Copy every line of the material below word for word, leaving out the pictures.

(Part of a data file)
--- begin ---

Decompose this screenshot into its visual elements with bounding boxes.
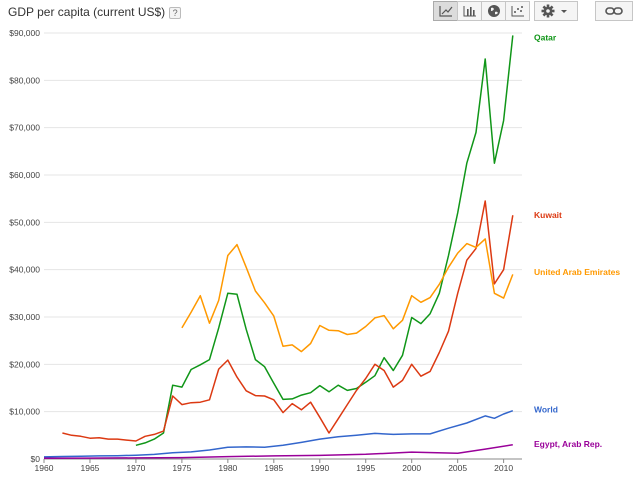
series-line-united-arab-emirates: [181, 238, 514, 353]
scatter-chart-icon: [511, 6, 524, 17]
bar-chart-button[interactable]: [457, 1, 482, 21]
scatter-chart-button[interactable]: [505, 1, 530, 21]
x-tick-label: 1985: [264, 463, 283, 473]
series-line-kuwait: [62, 200, 514, 442]
series-line-world: [43, 409, 514, 458]
chart-header: GDP per capita (current US$)?: [0, 0, 640, 24]
map-button[interactable]: [481, 1, 506, 21]
y-tick-label: $60,000: [9, 170, 40, 180]
line-chart-icon: [438, 6, 452, 17]
help-button[interactable]: ?: [169, 7, 182, 19]
y-tick-label: $10,000: [9, 407, 40, 417]
series-label: Egypt, Arab Rep.: [534, 439, 602, 449]
x-tick-label: 1980: [218, 463, 237, 473]
series-line-egypt-arab-rep: [43, 444, 513, 460]
x-tick-label: 1965: [81, 463, 100, 473]
chevron-down-icon: [561, 10, 567, 13]
settings-button[interactable]: [534, 1, 578, 21]
series-label: United Arab Emirates: [534, 267, 620, 277]
series-label: Kuwait: [534, 210, 562, 220]
y-tick-label: $30,000: [9, 312, 40, 322]
line-chart-button[interactable]: [433, 1, 458, 21]
chart-title: GDP per capita (current US$): [8, 5, 166, 19]
y-tick-label: $90,000: [9, 28, 40, 38]
x-tick-label: 1960: [35, 463, 54, 473]
y-tick-label: $0: [31, 454, 41, 464]
y-tick-label: $50,000: [9, 217, 40, 227]
chart-title-area: GDP per capita (current US$)?: [8, 5, 182, 19]
map-globe-icon: [487, 5, 500, 17]
share-link-button[interactable]: [595, 1, 633, 21]
x-tick-label: 2005: [448, 463, 467, 473]
y-tick-label: $40,000: [9, 265, 40, 275]
x-tick-label: 2010: [494, 463, 513, 473]
x-tick-label: 1995: [356, 463, 375, 473]
link-icon: [605, 7, 623, 15]
settings-gear-icon: [541, 4, 567, 18]
x-tick-label: 1970: [126, 463, 145, 473]
y-tick-label: $20,000: [9, 359, 40, 369]
y-tick-label: $70,000: [9, 123, 40, 133]
x-tick-label: 1975: [172, 463, 191, 473]
x-tick-label: 1990: [310, 463, 329, 473]
bar-chart-icon: [463, 6, 476, 17]
y-tick-label: $80,000: [9, 75, 40, 85]
series-label: Qatar: [534, 33, 557, 43]
x-tick-label: 2000: [402, 463, 421, 473]
series-line-qatar: [135, 35, 514, 447]
gdp-line-chart: $0 $10,000 $20,000 $30,000 $40,000 $50,000 $60…: [9, 28, 620, 473]
series-label: World: [534, 404, 558, 414]
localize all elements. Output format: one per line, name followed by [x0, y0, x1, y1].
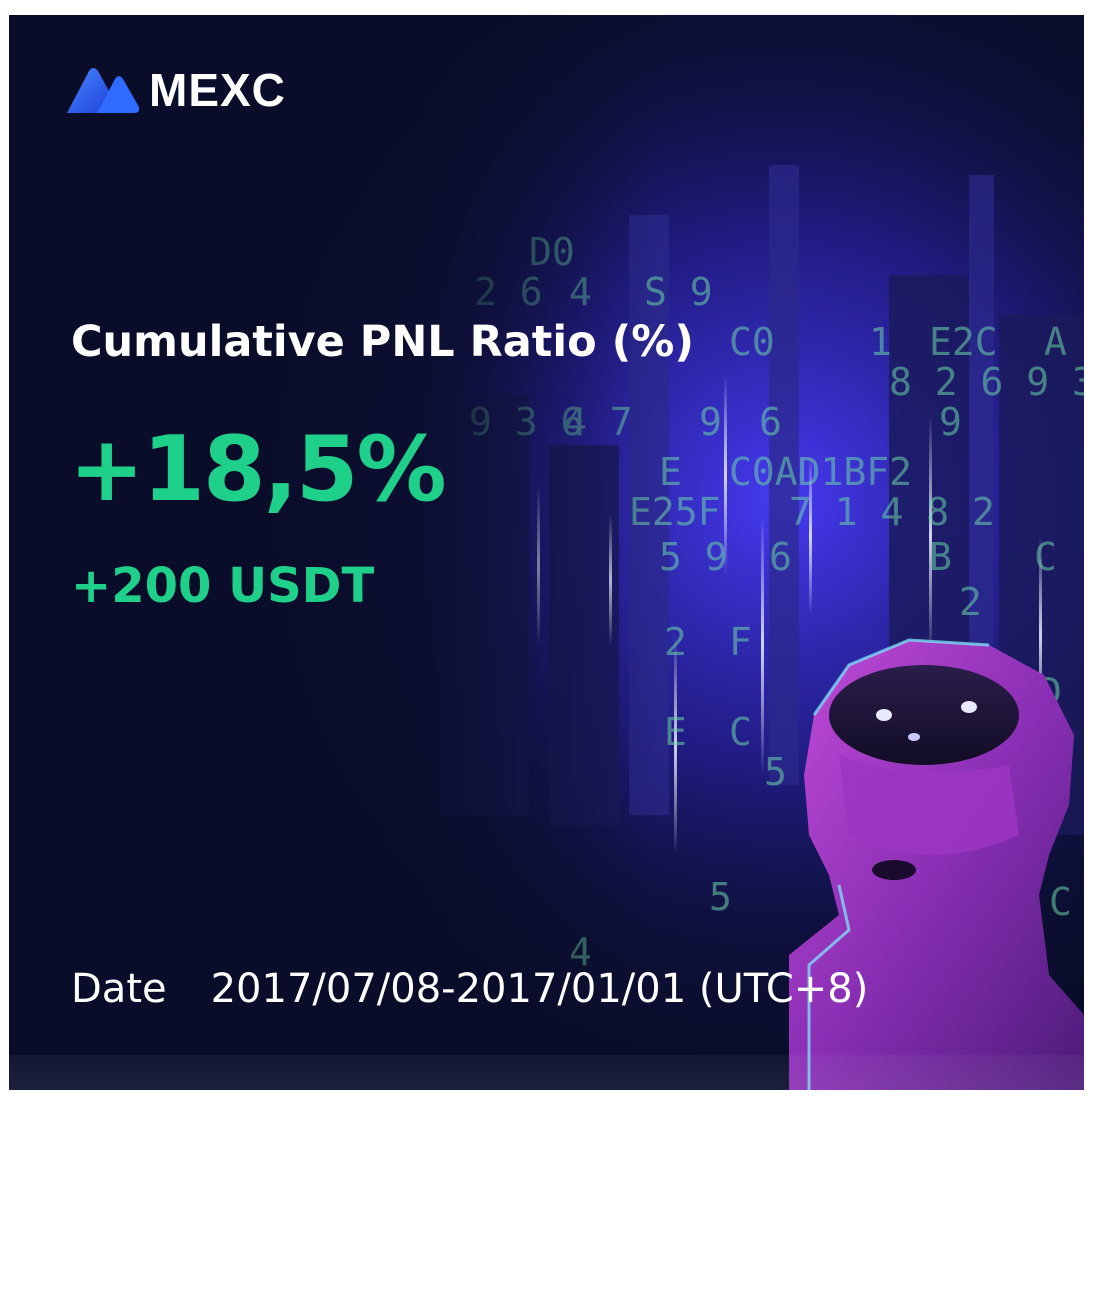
pnl-ratio-label: Cumulative PNL Ratio (%) [71, 317, 694, 367]
brand-logo: MEXC [67, 67, 286, 113]
pnl-ratio-value: +18,5% [69, 417, 447, 522]
date-label: Date [71, 966, 167, 1012]
brand-name: MEXC [149, 64, 286, 116]
bottom-strip [9, 1055, 1084, 1090]
robot-matrix-illustration: D0 2 6 4 S 9 C0 1 E2C A 8 2 6 9 3 7 9 3 … [9, 15, 1084, 1090]
pnl-amount-value: +200 USDT [71, 558, 375, 614]
mexc-mountain-logo [67, 68, 139, 113]
date-range-value: 2017/07/08-2017/01/01 (UTC+8) [210, 966, 869, 1012]
pnl-share-card: D0 2 6 4 S 9 C0 1 E2C A 8 2 6 9 3 7 9 3 … [9, 15, 1084, 1090]
date-row: Date 2017/07/08-2017/01/01 (UTC+8) [71, 969, 868, 1009]
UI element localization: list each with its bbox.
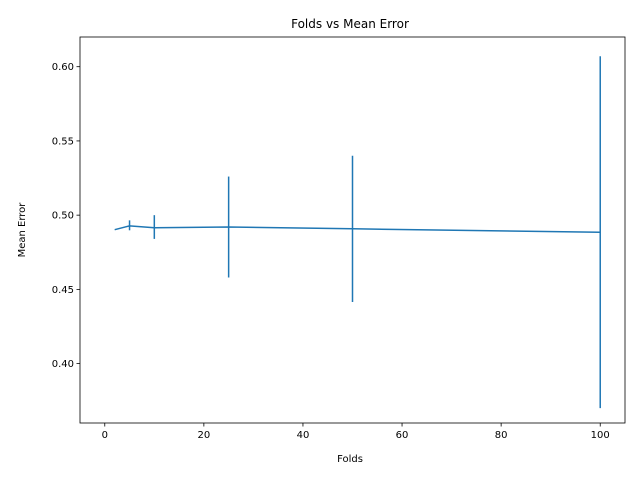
x-tick-label: 80 (495, 430, 508, 441)
x-tick-label: 0 (102, 430, 108, 441)
series-line (114, 225, 601, 233)
y-tick-label: 0.50 (52, 211, 74, 222)
y-tick-label: 0.45 (52, 285, 74, 296)
x-axis-title: Folds (337, 454, 363, 465)
y-tick-label: 0.55 (52, 136, 74, 147)
y-axis-title: Mean Error (17, 202, 28, 258)
plot-area (114, 56, 601, 409)
x-axis: 0 20 40 60 80 100 (102, 423, 610, 441)
y-tick-label: 0.40 (52, 359, 74, 370)
chart-title: Folds vs Mean Error (291, 17, 409, 31)
y-axis: 0.40 0.45 0.50 0.55 0.60 (52, 62, 80, 370)
x-tick-label: 60 (396, 430, 409, 441)
x-tick-label: 20 (197, 430, 210, 441)
x-tick-label: 40 (297, 430, 310, 441)
x-tick-label: 100 (591, 430, 610, 441)
y-tick-label: 0.60 (52, 62, 74, 73)
plot-frame (79, 36, 626, 424)
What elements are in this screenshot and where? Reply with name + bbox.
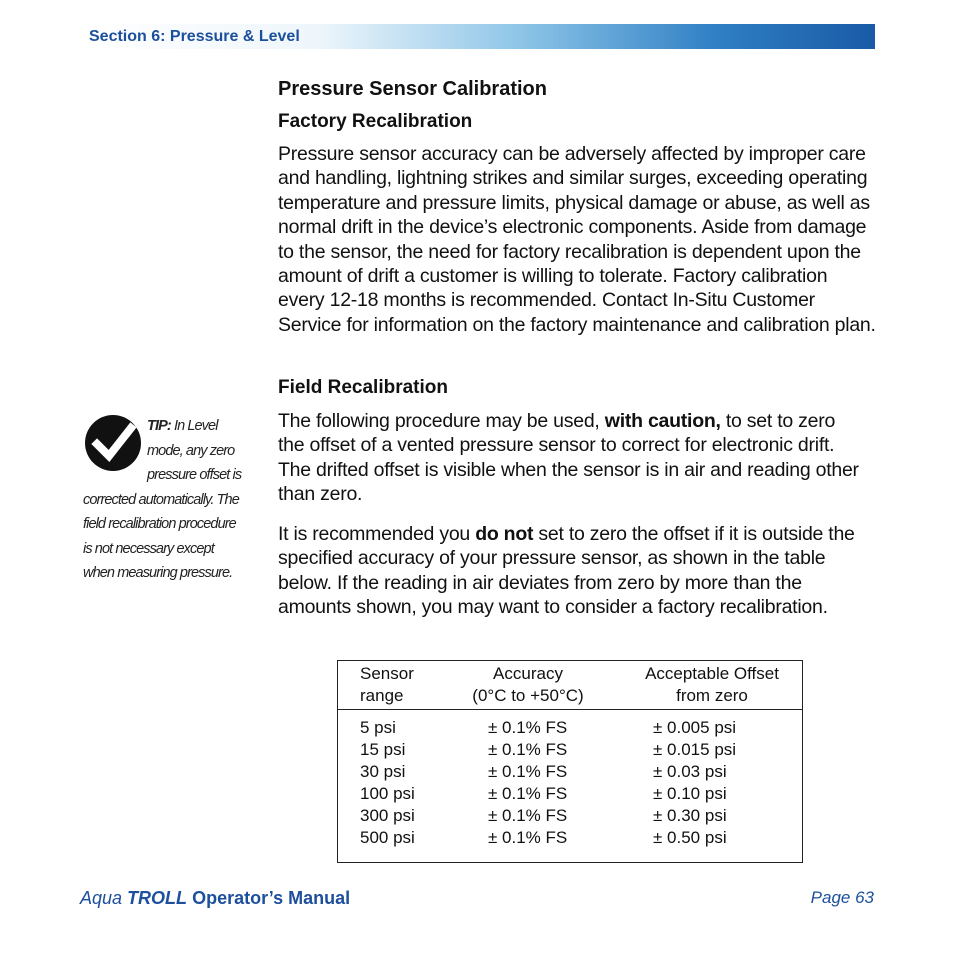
section-title: Section 6: Pressure & Level <box>89 28 300 45</box>
tip-label: TIP: <box>147 418 172 434</box>
tip-text: In Level mode, any zero pressure offset … <box>83 418 242 581</box>
header-cell: Acceptable Offset <box>645 664 779 683</box>
text: to set to zero the offset of a vented pr… <box>278 410 859 506</box>
rule <box>338 709 802 710</box>
text: It is recommended you <box>278 523 476 545</box>
footer-title: Aqua TROLL Operator’s Manual <box>80 888 350 909</box>
cell: ± 0.1% FS <box>488 784 568 803</box>
paragraph: Pressure sensor accuracy can be adversel… <box>278 143 876 336</box>
cell: ± 0.03 psi <box>653 762 727 781</box>
cell: 5 psi <box>360 718 396 737</box>
cell: 15 psi <box>360 740 406 759</box>
heading: Factory Recalibration <box>278 111 473 132</box>
brand: Aqua <box>80 888 123 908</box>
cell: 500 psi <box>360 828 415 847</box>
section-header: Section 6: Pressure & Level <box>80 24 875 49</box>
text: The following procedure may be used, <box>278 410 605 432</box>
cell: 30 psi <box>360 762 406 781</box>
manual: Operator’s Manual <box>192 888 351 908</box>
cell: ± 0.1% FS <box>488 806 568 825</box>
cell: ± 0.10 psi <box>653 784 727 803</box>
tip: TIP: In Level mode, any zero pressure of… <box>83 414 243 586</box>
heading: Field Recalibration <box>278 377 448 398</box>
cell: ± 0.1% FS <box>488 740 568 759</box>
page-number: Page 63 <box>810 888 874 907</box>
text: set to zero the offset if it is outside … <box>278 523 855 619</box>
bold-text: do not <box>475 523 534 545</box>
cell: ± 0.50 psi <box>653 828 727 847</box>
cell: ± 0.005 psi <box>653 718 737 737</box>
check-icon <box>85 415 141 471</box>
header-cell: Sensor <box>360 664 414 683</box>
cell: ± 0.1% FS <box>488 828 568 847</box>
bold-text: with caution, <box>604 410 721 432</box>
paragraph: The following procedure may be used, wit… <box>278 409 863 507</box>
title: Pressure Sensor Calibration <box>278 78 547 100</box>
paragraph: It is recommended you do not set to zero… <box>278 522 873 620</box>
cell: ± 0.30 psi <box>653 806 727 825</box>
header-cell: (0°C to +50°C) <box>472 686 584 705</box>
table: Sensor range Accuracy (0°C to +50°C) Accepta… <box>337 660 803 863</box>
product: TROLL <box>127 888 188 908</box>
header-cell: Accuracy <box>493 664 563 683</box>
cell: 300 psi <box>360 806 415 825</box>
header-cell: from zero <box>676 686 748 705</box>
cell: 100 psi <box>360 784 415 803</box>
cell: ± 0.015 psi <box>653 740 737 759</box>
cell: ± 0.1% FS <box>488 762 568 781</box>
header-cell: range <box>360 686 404 705</box>
cell: ± 0.1% FS <box>488 718 568 737</box>
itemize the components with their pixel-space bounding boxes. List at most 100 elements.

--- end ---

*SOLUTION BELOW:*
Decompose this screenshot into its visual elements with bounding boxes.
series-line-united-arab-emirates: [181, 238, 514, 353]
scatter-chart-icon: [511, 6, 524, 17]
bar-chart-button[interactable]: [457, 1, 482, 21]
scatter-chart-button[interactable]: [505, 1, 530, 21]
x-tick-label: 1985: [264, 463, 283, 473]
series-line-kuwait: [62, 200, 514, 442]
series-line-world: [43, 409, 514, 458]
chart-header: GDP per capita (current US$)?: [0, 0, 640, 24]
map-button[interactable]: [481, 1, 506, 21]
y-tick-label: $60,000: [9, 170, 40, 180]
line-chart-icon: [438, 6, 452, 17]
help-button[interactable]: ?: [169, 7, 182, 19]
y-tick-label: $10,000: [9, 407, 40, 417]
series-label: Egypt, Arab Rep.: [534, 439, 602, 449]
x-tick-label: 1980: [218, 463, 237, 473]
series-line-egypt-arab-rep: [43, 444, 513, 460]
x-tick-label: 1965: [81, 463, 100, 473]
chevron-down-icon: [561, 10, 567, 13]
settings-button[interactable]: [534, 1, 578, 21]
series-label: United Arab Emirates: [534, 267, 620, 277]
series-label: Kuwait: [534, 210, 562, 220]
y-tick-label: $30,000: [9, 312, 40, 322]
line-chart-button[interactable]: [433, 1, 458, 21]
chart-title: GDP per capita (current US$): [8, 5, 166, 19]
y-tick-label: $90,000: [9, 28, 40, 38]
x-tick-label: 1960: [35, 463, 54, 473]
y-tick-label: $0: [31, 454, 41, 464]
y-tick-label: $50,000: [9, 217, 40, 227]
chart-title-area: GDP per capita (current US$)?: [8, 5, 182, 19]
map-globe-icon: [487, 5, 500, 17]
share-link-button[interactable]: [595, 1, 633, 21]
x-tick-label: 2005: [448, 463, 467, 473]
y-tick-label: $40,000: [9, 265, 40, 275]
x-tick-label: 2010: [494, 463, 513, 473]
x-tick-label: 1995: [356, 463, 375, 473]
link-icon: [605, 7, 623, 15]
settings-gear-icon: [541, 4, 567, 18]
x-tick-label: 1970: [126, 463, 145, 473]
y-tick-label: $20,000: [9, 359, 40, 369]
y-tick-label: $70,000: [9, 123, 40, 133]
x-tick-label: 1975: [172, 463, 191, 473]
x-tick-label: 1990: [310, 463, 329, 473]
bar-chart-icon: [463, 6, 476, 17]
y-tick-label: $80,000: [9, 75, 40, 85]
series-label: Qatar: [534, 33, 557, 43]
x-tick-label: 2000: [402, 463, 421, 473]
series-line-qatar: [135, 35, 514, 447]
gdp-line-chart: $0 $10,000 $20,000 $30,000 $40,000 $50,000 $60…: [9, 28, 620, 473]
series-label: World: [534, 404, 558, 414]
localize all elements. Output format: one per line, name followed by [x0, y0, x1, y1].
pnl-ratio-label: Cumulative PNL Ratio (%) [71, 317, 694, 367]
brand-logo: MEXC [67, 67, 286, 113]
pnl-ratio-value: +18,5% [69, 417, 447, 522]
date-label: Date [71, 966, 167, 1012]
brand-name: MEXC [149, 64, 286, 116]
bottom-strip [9, 1055, 1084, 1090]
robot-matrix-illustration: D0 2 6 4 S 9 C0 1 E2C A 8 2 6 9 3 7 9 3 … [9, 15, 1084, 1090]
pnl-amount-value: +200 USDT [71, 558, 375, 614]
mexc-mountain-logo [67, 68, 139, 113]
date-range-value: 2017/07/08-2017/01/01 (UTC+8) [210, 966, 869, 1012]
pnl-share-card: D0 2 6 4 S 9 C0 1 E2C A 8 2 6 9 3 7 9 3 … [9, 15, 1084, 1090]
date-row: Date 2017/07/08-2017/01/01 (UTC+8) [71, 969, 868, 1009]
UI element localization: list each with its bbox.
x-tick-label: 80 (495, 430, 508, 441)
x-tick-label: 0 (102, 430, 108, 441)
series-line (114, 225, 601, 233)
y-tick-label: 0.50 (52, 211, 74, 222)
y-tick-label: 0.45 (52, 285, 74, 296)
x-axis-title: Folds (337, 454, 363, 465)
y-tick-label: 0.55 (52, 136, 74, 147)
y-axis-title: Mean Error (17, 202, 28, 258)
plot-area (114, 56, 601, 409)
x-axis: 0 20 40 60 80 100 (102, 423, 610, 441)
y-tick-label: 0.40 (52, 359, 74, 370)
chart-title: Folds vs Mean Error (291, 17, 409, 31)
y-axis: 0.40 0.45 0.50 0.55 0.60 (52, 62, 80, 370)
x-tick-label: 60 (396, 430, 409, 441)
x-tick-label: 20 (197, 430, 210, 441)
x-tick-label: 40 (297, 430, 310, 441)
x-tick-label: 100 (591, 430, 610, 441)
y-tick-label: 0.60 (52, 62, 74, 73)
plot-frame (79, 36, 626, 424)
What elements are in this screenshot and where? Reply with name + bbox.
section-title: Section 6: Pressure & Level <box>89 28 300 45</box>
tip-label: TIP: <box>147 418 172 434</box>
tip-text: In Level mode, any zero pressure offset … <box>83 418 242 581</box>
header-cell: Acceptable Offset <box>645 664 779 683</box>
text: to set to zero the offset of a vented pr… <box>278 410 859 506</box>
rule <box>338 709 802 710</box>
text: It is recommended you <box>278 523 476 545</box>
footer-title: Aqua TROLL Operator’s Manual <box>80 888 350 909</box>
cell: ± 0.1% FS <box>488 784 568 803</box>
paragraph: Pressure sensor accuracy can be adversel… <box>278 143 876 336</box>
cell: ± 0.03 psi <box>653 762 727 781</box>
cell: 5 psi <box>360 718 396 737</box>
cell: 15 psi <box>360 740 406 759</box>
heading: Factory Recalibration <box>278 111 473 132</box>
brand: Aqua <box>80 888 123 908</box>
cell: 500 psi <box>360 828 415 847</box>
section-header: Section 6: Pressure & Level <box>80 24 875 49</box>
text: The following procedure may be used, <box>278 410 605 432</box>
cell: 30 psi <box>360 762 406 781</box>
manual: Operator’s Manual <box>192 888 351 908</box>
cell: ± 0.1% FS <box>488 806 568 825</box>
cell: ± 0.10 psi <box>653 784 727 803</box>
tip: TIP: In Level mode, any zero pressure of… <box>83 414 243 586</box>
heading: Field Recalibration <box>278 377 448 398</box>
cell: ± 0.1% FS <box>488 740 568 759</box>
page-number: Page 63 <box>810 888 874 907</box>
text: set to zero the offset if it is outside … <box>278 523 855 619</box>
bold-text: do not <box>475 523 534 545</box>
cell: ± 0.50 psi <box>653 828 727 847</box>
cell: ± 0.005 psi <box>653 718 737 737</box>
check-icon <box>85 415 141 471</box>
header-cell: Sensor <box>360 664 414 683</box>
cell: ± 0.1% FS <box>488 828 568 847</box>
bold-text: with caution, <box>604 410 721 432</box>
paragraph: The following procedure may be used, wit… <box>278 409 863 507</box>
title: Pressure Sensor Calibration <box>278 78 547 100</box>
paragraph: It is recommended you do not set to zero… <box>278 522 873 620</box>
cell: ± 0.30 psi <box>653 806 727 825</box>
header-cell: (0°C to +50°C) <box>472 686 584 705</box>
table: Sensor range Accuracy (0°C to +50°C) Accepta… <box>337 660 803 863</box>
product: TROLL <box>127 888 188 908</box>
header-cell: Accuracy <box>493 664 563 683</box>
cell: 300 psi <box>360 806 415 825</box>
header-cell: from zero <box>676 686 748 705</box>
cell: 100 psi <box>360 784 415 803</box>
cell: ± 0.015 psi <box>653 740 737 759</box>
cell: ± 0.1% FS <box>488 762 568 781</box>
header-cell: range <box>360 686 404 705</box>
cell: ± 0.1% FS <box>488 718 568 737</box>
itemize the components with their pixel-space bounding boxes. List at most 100 elements.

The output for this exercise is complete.